Required work - Take the entries below and print all of them exactly, please.
-- start of Material supplied --
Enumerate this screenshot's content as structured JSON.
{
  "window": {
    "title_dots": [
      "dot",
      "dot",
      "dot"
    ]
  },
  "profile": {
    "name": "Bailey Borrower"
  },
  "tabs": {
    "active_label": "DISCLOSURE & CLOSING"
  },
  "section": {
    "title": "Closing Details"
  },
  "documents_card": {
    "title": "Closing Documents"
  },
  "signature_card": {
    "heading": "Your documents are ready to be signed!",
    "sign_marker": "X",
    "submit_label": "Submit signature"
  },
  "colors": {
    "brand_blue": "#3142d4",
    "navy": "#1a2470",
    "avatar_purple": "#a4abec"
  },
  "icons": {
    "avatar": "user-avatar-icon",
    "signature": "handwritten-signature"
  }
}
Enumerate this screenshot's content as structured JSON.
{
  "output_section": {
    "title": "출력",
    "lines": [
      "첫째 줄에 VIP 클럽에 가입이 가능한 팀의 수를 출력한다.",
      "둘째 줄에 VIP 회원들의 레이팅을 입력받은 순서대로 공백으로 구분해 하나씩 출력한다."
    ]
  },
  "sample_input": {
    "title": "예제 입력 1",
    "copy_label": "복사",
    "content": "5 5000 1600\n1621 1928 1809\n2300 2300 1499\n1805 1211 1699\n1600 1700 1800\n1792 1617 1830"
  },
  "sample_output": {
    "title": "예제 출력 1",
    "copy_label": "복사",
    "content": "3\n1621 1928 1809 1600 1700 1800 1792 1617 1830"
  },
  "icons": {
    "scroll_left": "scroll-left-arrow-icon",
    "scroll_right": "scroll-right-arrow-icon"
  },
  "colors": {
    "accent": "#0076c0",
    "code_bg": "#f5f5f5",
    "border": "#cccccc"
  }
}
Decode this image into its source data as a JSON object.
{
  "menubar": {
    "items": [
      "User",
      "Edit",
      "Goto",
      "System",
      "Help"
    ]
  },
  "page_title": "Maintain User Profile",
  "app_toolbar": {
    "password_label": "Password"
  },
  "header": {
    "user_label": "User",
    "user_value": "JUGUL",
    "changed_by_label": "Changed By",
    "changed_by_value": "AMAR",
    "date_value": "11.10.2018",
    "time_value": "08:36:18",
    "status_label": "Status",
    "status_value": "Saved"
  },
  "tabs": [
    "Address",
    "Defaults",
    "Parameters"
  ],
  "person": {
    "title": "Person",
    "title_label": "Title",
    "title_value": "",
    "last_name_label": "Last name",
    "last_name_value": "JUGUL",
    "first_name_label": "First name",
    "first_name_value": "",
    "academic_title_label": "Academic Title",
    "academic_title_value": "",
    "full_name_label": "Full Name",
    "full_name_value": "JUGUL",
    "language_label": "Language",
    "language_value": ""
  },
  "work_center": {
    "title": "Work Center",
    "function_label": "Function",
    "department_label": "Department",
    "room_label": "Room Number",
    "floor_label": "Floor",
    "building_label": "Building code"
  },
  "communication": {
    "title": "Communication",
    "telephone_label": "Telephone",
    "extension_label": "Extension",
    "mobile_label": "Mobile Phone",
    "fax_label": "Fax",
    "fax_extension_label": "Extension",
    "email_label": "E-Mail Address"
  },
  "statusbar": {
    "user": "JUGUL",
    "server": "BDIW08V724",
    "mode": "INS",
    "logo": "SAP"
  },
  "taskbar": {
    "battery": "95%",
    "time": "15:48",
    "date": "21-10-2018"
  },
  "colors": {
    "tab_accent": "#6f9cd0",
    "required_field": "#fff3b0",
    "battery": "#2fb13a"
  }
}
-- end of Material supplied --
Result of this exercise -
Enumerate this screenshot's content as structured JSON.
{
  "window": {
    "title_dots": [
      "dot",
      "dot",
      "dot"
    ]
  },
  "profile": {
    "name": "Bailey Borrower"
  },
  "tabs": {
    "active_label": "DISCLOSURE & CLOSING"
  },
  "section": {
    "title": "Closing Details"
  },
  "documents_card": {
    "title": "Closing Documents"
  },
  "signature_card": {
    "heading": "Your documents are ready to be signed!",
    "sign_marker": "X",
    "submit_label": "Submit signature"
  },
  "colors": {
    "brand_blue": "#3142d4",
    "navy": "#1a2470",
    "avatar_purple": "#a4abec"
  },
  "icons": {
    "avatar": "user-avatar-icon",
    "signature": "handwritten-signature"
  }
}
Enumerate this screenshot's content as structured JSON.
{
  "output_section": {
    "title": "출력",
    "lines": [
      "첫째 줄에 VIP 클럽에 가입이 가능한 팀의 수를 출력한다.",
      "둘째 줄에 VIP 회원들의 레이팅을 입력받은 순서대로 공백으로 구분해 하나씩 출력한다."
    ]
  },
  "sample_input": {
    "title": "예제 입력 1",
    "copy_label": "복사",
    "content": "5 5000 1600\n1621 1928 1809\n2300 2300 1499\n1805 1211 1699\n1600 1700 1800\n1792 1617 1830"
  },
  "sample_output": {
    "title": "예제 출력 1",
    "copy_label": "복사",
    "content": "3\n1621 1928 1809 1600 1700 1800 1792 1617 1830"
  },
  "icons": {
    "scroll_left": "scroll-left-arrow-icon",
    "scroll_right": "scroll-right-arrow-icon"
  },
  "colors": {
    "accent": "#0076c0",
    "code_bg": "#f5f5f5",
    "border": "#cccccc"
  }
}
Decode this image into its source data as a JSON object.
{
  "menubar": {
    "items": [
      "User",
      "Edit",
      "Goto",
      "System",
      "Help"
    ]
  },
  "page_title": "Maintain User Profile",
  "app_toolbar": {
    "password_label": "Password"
  },
  "header": {
    "user_label": "User",
    "user_value": "JUGUL",
    "changed_by_label": "Changed By",
    "changed_by_value": "AMAR",
    "date_value": "11.10.2018",
    "time_value": "08:36:18",
    "status_label": "Status",
    "status_value": "Saved"
  },
  "tabs": [
    "Address",
    "Defaults",
    "Parameters"
  ],
  "person": {
    "title": "Person",
    "title_label": "Title",
    "title_value": "",
    "last_name_label": "Last name",
    "last_name_value": "JUGUL",
    "first_name_label": "First name",
    "first_name_value": "",
    "academic_title_label": "Academic Title",
    "academic_title_value": "",
    "full_name_label": "Full Name",
    "full_name_value": "JUGUL",
    "language_label": "Language",
    "language_value": ""
  },
  "work_center": {
    "title": "Work Center",
    "function_label": "Function",
    "department_label": "Department",
    "room_label": "Room Number",
    "floor_label": "Floor",
    "building_label": "Building code"
  },
  "communication": {
    "title": "Communication",
    "telephone_label": "Telephone",
    "extension_label": "Extension",
    "mobile_label": "Mobile Phone",
    "fax_label": "Fax",
    "fax_extension_label": "Extension",
    "email_label": "E-Mail Address"
  },
  "statusbar": {
    "user": "JUGUL",
    "server": "BDIW08V724",
    "mode": "INS",
    "logo": "SAP"
  },
  "taskbar": {
    "battery": "95%",
    "time": "15:48",
    "date": "21-10-2018"
  },
  "colors": {
    "tab_accent": "#6f9cd0",
    "required_field": "#fff3b0",
    "battery": "#2fb13a"
  }
}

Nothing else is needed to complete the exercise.